Records contained in a dataset:
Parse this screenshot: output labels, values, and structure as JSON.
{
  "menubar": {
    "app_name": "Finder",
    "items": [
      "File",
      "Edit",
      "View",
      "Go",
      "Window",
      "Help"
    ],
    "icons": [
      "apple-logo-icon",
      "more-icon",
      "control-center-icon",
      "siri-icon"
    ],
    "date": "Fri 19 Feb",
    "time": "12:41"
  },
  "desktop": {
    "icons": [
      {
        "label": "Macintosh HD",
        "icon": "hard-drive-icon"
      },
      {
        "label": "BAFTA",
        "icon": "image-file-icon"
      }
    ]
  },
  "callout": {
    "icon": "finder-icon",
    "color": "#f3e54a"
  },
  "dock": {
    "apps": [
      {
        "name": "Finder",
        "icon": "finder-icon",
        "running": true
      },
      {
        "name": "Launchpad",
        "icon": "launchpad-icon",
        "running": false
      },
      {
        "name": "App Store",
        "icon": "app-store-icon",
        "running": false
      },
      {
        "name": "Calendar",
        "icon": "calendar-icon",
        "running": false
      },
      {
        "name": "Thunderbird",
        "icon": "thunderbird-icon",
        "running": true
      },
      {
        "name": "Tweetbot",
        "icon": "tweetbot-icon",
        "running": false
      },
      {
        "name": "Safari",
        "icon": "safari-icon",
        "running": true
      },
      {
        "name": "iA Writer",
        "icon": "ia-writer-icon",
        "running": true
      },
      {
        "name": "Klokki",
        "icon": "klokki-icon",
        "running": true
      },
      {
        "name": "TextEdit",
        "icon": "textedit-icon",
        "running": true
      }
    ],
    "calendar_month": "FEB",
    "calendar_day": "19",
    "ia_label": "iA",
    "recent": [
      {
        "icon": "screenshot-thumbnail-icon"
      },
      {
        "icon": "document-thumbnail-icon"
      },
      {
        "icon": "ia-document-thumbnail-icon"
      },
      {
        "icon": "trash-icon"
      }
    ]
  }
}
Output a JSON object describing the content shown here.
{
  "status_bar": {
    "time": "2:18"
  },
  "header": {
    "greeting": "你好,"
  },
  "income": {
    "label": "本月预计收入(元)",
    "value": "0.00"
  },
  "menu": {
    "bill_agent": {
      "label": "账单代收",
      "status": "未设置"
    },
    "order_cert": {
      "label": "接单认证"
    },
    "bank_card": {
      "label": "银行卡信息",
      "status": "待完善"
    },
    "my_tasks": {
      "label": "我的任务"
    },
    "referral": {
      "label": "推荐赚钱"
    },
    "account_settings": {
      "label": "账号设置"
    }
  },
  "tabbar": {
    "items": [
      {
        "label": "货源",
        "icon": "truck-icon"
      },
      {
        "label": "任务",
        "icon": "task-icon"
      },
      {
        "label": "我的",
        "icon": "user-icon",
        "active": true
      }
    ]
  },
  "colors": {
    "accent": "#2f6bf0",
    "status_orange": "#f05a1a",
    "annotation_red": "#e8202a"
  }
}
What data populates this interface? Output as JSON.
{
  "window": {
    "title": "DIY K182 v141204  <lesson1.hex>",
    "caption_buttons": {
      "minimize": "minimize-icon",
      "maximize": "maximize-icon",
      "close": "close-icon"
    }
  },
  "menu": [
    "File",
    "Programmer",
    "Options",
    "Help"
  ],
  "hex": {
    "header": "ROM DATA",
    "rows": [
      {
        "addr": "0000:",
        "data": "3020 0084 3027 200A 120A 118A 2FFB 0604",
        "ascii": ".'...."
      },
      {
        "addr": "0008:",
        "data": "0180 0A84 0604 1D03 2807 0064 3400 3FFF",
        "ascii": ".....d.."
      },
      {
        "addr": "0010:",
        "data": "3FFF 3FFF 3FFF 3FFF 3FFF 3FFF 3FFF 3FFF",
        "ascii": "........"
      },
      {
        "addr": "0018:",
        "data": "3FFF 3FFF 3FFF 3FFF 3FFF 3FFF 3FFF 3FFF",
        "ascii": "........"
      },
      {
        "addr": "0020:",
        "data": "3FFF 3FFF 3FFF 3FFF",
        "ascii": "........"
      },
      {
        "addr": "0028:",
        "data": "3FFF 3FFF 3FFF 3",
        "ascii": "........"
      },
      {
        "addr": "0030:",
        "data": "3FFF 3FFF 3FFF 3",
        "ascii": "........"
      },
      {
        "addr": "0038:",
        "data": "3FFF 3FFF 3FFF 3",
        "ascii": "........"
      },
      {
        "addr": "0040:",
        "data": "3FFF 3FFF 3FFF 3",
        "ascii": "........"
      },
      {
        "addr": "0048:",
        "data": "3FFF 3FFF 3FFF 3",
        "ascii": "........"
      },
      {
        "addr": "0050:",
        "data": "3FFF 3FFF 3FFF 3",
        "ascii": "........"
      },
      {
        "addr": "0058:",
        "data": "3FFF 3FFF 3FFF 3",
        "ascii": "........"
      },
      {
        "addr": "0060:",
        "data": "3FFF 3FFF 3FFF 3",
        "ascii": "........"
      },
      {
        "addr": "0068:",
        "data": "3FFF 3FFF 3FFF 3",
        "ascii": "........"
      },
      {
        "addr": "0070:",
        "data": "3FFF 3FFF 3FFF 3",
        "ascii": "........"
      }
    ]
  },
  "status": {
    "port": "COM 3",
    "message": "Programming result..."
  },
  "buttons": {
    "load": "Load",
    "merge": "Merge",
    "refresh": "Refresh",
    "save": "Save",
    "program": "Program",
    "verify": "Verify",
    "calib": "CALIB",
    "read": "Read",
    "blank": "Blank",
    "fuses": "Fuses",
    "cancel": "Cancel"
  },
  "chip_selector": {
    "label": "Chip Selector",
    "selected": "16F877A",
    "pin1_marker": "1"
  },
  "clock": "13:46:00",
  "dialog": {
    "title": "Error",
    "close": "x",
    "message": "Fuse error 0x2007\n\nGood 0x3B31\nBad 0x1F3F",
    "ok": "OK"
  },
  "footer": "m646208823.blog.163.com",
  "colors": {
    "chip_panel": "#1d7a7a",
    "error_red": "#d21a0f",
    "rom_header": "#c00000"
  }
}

Stated exercise: Give the entries once more, exactly as they appear.

Solution:
Parse this screenshot: output labels, values, and structure as JSON.
{
  "menubar": {
    "app_name": "Finder",
    "items": [
      "File",
      "Edit",
      "View",
      "Go",
      "Window",
      "Help"
    ],
    "icons": [
      "apple-logo-icon",
      "more-icon",
      "control-center-icon",
      "siri-icon"
    ],
    "date": "Fri 19 Feb",
    "time": "12:41"
  },
  "desktop": {
    "icons": [
      {
        "label": "Macintosh HD",
        "icon": "hard-drive-icon"
      },
      {
        "label": "BAFTA",
        "icon": "image-file-icon"
      }
    ]
  },
  "callout": {
    "icon": "finder-icon",
    "color": "#f3e54a"
  },
  "dock": {
    "apps": [
      {
        "name": "Finder",
        "icon": "finder-icon",
        "running": true
      },
      {
        "name": "Launchpad",
        "icon": "launchpad-icon",
        "running": false
      },
      {
        "name": "App Store",
        "icon": "app-store-icon",
        "running": false
      },
      {
        "name": "Calendar",
        "icon": "calendar-icon",
        "running": false
      },
      {
        "name": "Thunderbird",
        "icon": "thunderbird-icon",
        "running": true
      },
      {
        "name": "Tweetbot",
        "icon": "tweetbot-icon",
        "running": false
      },
      {
        "name": "Safari",
        "icon": "safari-icon",
        "running": true
      },
      {
        "name": "iA Writer",
        "icon": "ia-writer-icon",
        "running": true
      },
      {
        "name": "Klokki",
        "icon": "klokki-icon",
        "running": true
      },
      {
        "name": "TextEdit",
        "icon": "textedit-icon",
        "running": true
      }
    ],
    "calendar_month": "FEB",
    "calendar_day": "19",
    "ia_label": "iA",
    "recent": [
      {
        "icon": "screenshot-thumbnail-icon"
      },
      {
        "icon": "document-thumbnail-icon"
      },
      {
        "icon": "ia-document-thumbnail-icon"
      },
      {
        "icon": "trash-icon"
      }
    ]
  }
}
Output a JSON object describing the content shown here.
{
  "status_bar": {
    "time": "2:18"
  },
  "header": {
    "greeting": "你好,"
  },
  "income": {
    "label": "本月预计收入(元)",
    "value": "0.00"
  },
  "menu": {
    "bill_agent": {
      "label": "账单代收",
      "status": "未设置"
    },
    "order_cert": {
      "label": "接单认证"
    },
    "bank_card": {
      "label": "银行卡信息",
      "status": "待完善"
    },
    "my_tasks": {
      "label": "我的任务"
    },
    "referral": {
      "label": "推荐赚钱"
    },
    "account_settings": {
      "label": "账号设置"
    }
  },
  "tabbar": {
    "items": [
      {
        "label": "货源",
        "icon": "truck-icon"
      },
      {
        "label": "任务",
        "icon": "task-icon"
      },
      {
        "label": "我的",
        "icon": "user-icon",
        "active": true
      }
    ]
  },
  "colors": {
    "accent": "#2f6bf0",
    "status_orange": "#f05a1a",
    "annotation_red": "#e8202a"
  }
}
What data populates this interface? Output as JSON.
{
  "window": {
    "title": "DIY K182 v141204  <lesson1.hex>",
    "caption_buttons": {
      "minimize": "minimize-icon",
      "maximize": "maximize-icon",
      "close": "close-icon"
    }
  },
  "menu": [
    "File",
    "Programmer",
    "Options",
    "Help"
  ],
  "hex": {
    "header": "ROM DATA",
    "rows": [
      {
        "addr": "0000:",
        "data": "3020 0084 3027 200A 120A 118A 2FFB 0604",
        "ascii": ".'...."
      },
      {
        "addr": "0008:",
        "data": "0180 0A84 0604 1D03 2807 0064 3400 3FFF",
        "ascii": ".....d.."
      },
      {
        "addr": "0010:",
        "data": "3FFF 3FFF 3FFF 3FFF 3FFF 3FFF 3FFF 3FFF",
        "ascii": "........"
      },
      {
        "addr": "0018:",
        "data": "3FFF 3FFF 3FFF 3FFF 3FFF 3FFF 3FFF 3FFF",
        "ascii": "........"
      },
      {
        "addr": "0020:",
        "data": "3FFF 3FFF 3FFF 3FFF",
        "ascii": "........"
      },
      {
        "addr": "0028:",
        "data": "3FFF 3FFF 3FFF 3",
        "ascii": "........"
      },
      {
        "addr": "0030:",
        "data": "3FFF 3FFF 3FFF 3",
        "ascii": "........"
      },
      {
        "addr": "0038:",
        "data": "3FFF 3FFF 3FFF 3",
        "ascii": "........"
      },
      {
        "addr": "0040:",
        "data": "3FFF 3FFF 3FFF 3",
        "ascii": "........"
      },
      {
        "addr": "0048:",
        "data": "3FFF 3FFF 3FFF 3",
        "ascii": "........"
      },
      {
        "addr": "0050:",
        "data": "3FFF 3FFF 3FFF 3",
        "ascii": "........"
      },
      {
        "addr": "0058:",
        "data": "3FFF 3FFF 3FFF 3",
        "ascii": "........"
      },
      {
        "addr": "0060:",
        "data": "3FFF 3FFF 3FFF 3",
        "ascii": "........"
      },
      {
        "addr": "0068:",
        "data": "3FFF 3FFF 3FFF 3",
        "ascii": "........"
      },
      {
        "addr": "0070:",
        "data": "3FFF 3FFF 3FFF 3",
        "ascii": "........"
      }
    ]
  },
  "status": {
    "port": "COM 3",
    "message": "Programming result..."
  },
  "buttons": {
    "load": "Load",
    "merge": "Merge",
    "refresh": "Refresh",
    "save": "Save",
    "program": "Program",
    "verify": "Verify",
    "calib": "CALIB",
    "read": "Read",
    "blank": "Blank",
    "fuses": "Fuses",
    "cancel": "Cancel"
  },
  "chip_selector": {
    "label": "Chip Selector",
    "selected": "16F877A",
    "pin1_marker": "1"
  },
  "clock": "13:46:00",
  "dialog": {
    "title": "Error",
    "close": "x",
    "message": "Fuse error 0x2007\n\nGood 0x3B31\nBad 0x1F3F",
    "ok": "OK"
  },
  "footer": "m646208823.blog.163.com",
  "colors": {
    "chip_panel": "#1d7a7a",
    "error_red": "#d21a0f",
    "rom_header": "#c00000"
  }
}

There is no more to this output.